■ **What you should do**
Repeat all the records exactly, omitting pictures.

■ **Dataset excerpts**
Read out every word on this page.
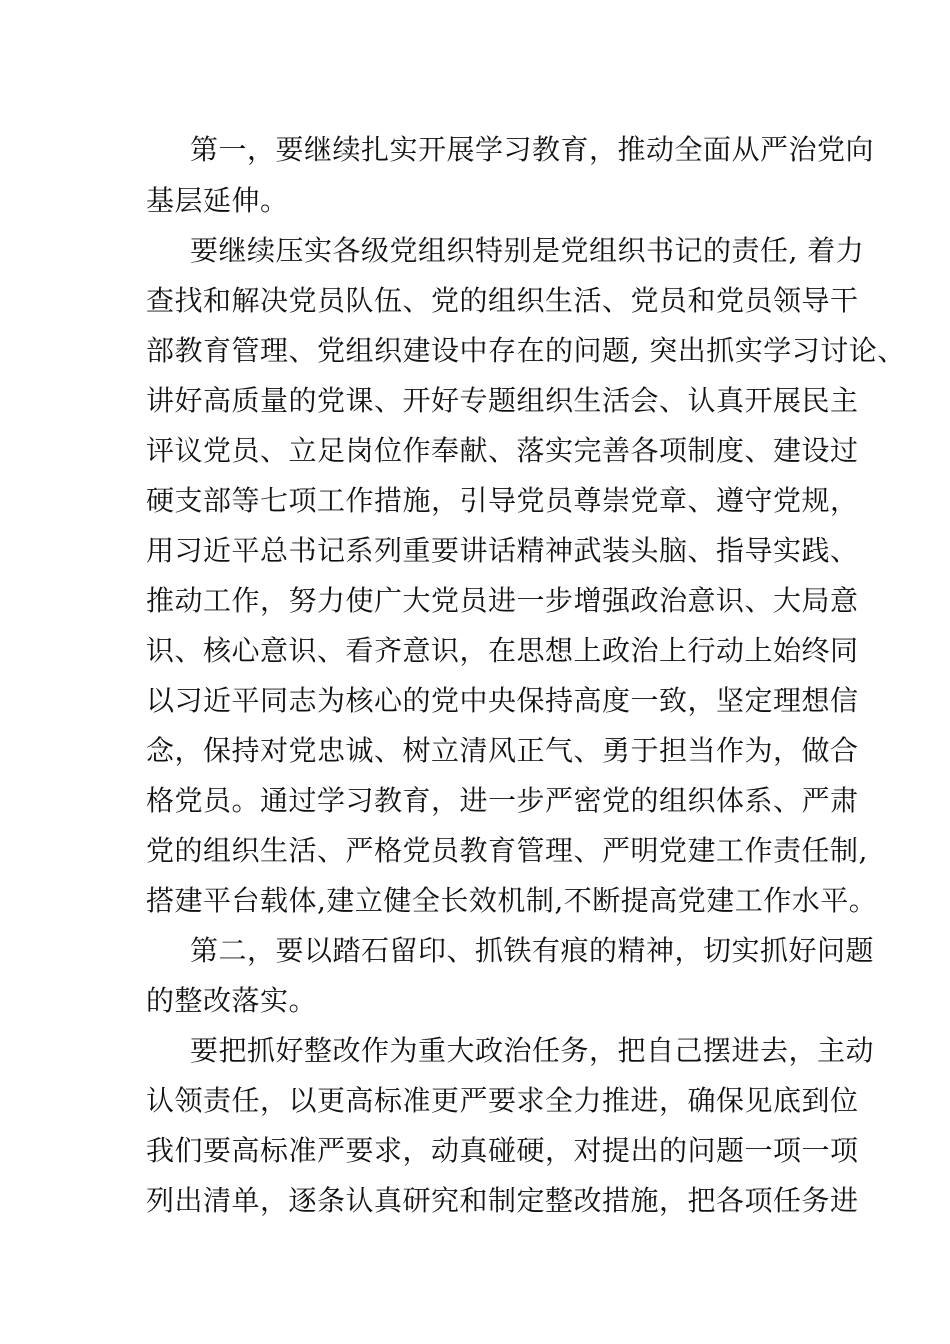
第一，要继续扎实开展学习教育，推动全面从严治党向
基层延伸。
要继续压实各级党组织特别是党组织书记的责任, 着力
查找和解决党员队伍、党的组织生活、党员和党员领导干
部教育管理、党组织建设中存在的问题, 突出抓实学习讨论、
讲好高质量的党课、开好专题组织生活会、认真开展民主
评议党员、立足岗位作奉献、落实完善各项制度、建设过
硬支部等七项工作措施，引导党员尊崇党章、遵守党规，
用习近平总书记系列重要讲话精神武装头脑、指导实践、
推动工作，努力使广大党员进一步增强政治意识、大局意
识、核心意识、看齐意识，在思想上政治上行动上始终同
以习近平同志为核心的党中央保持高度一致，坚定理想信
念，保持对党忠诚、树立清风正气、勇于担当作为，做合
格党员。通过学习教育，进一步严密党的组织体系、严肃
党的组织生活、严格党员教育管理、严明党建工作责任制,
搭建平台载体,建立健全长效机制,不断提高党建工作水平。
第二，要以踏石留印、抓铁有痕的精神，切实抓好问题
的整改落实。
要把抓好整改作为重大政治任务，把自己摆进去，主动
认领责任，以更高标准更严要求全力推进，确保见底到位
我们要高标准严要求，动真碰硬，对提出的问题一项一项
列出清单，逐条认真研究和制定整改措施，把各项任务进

■ **Answer for the task**
Read out every word on this page.
第一，要继续扎实开展学习教育，推动全面从严治党向
基层延伸。
要继续压实各级党组织特别是党组织书记的责任, 着力
查找和解决党员队伍、党的组织生活、党员和党员领导干
部教育管理、党组织建设中存在的问题, 突出抓实学习讨论、
讲好高质量的党课、开好专题组织生活会、认真开展民主
评议党员、立足岗位作奉献、落实完善各项制度、建设过
硬支部等七项工作措施，引导党员尊崇党章、遵守党规，
用习近平总书记系列重要讲话精神武装头脑、指导实践、
推动工作，努力使广大党员进一步增强政治意识、大局意
识、核心意识、看齐意识，在思想上政治上行动上始终同
以习近平同志为核心的党中央保持高度一致，坚定理想信
念，保持对党忠诚、树立清风正气、勇于担当作为，做合
格党员。通过学习教育，进一步严密党的组织体系、严肃
党的组织生活、严格党员教育管理、严明党建工作责任制,
搭建平台载体,建立健全长效机制,不断提高党建工作水平。
第二，要以踏石留印、抓铁有痕的精神，切实抓好问题
的整改落实。
要把抓好整改作为重大政治任务，把自己摆进去，主动
认领责任，以更高标准更严要求全力推进，确保见底到位
我们要高标准严要求，动真碰硬，对提出的问题一项一项
列出清单，逐条认真研究和制定整改措施，把各项任务进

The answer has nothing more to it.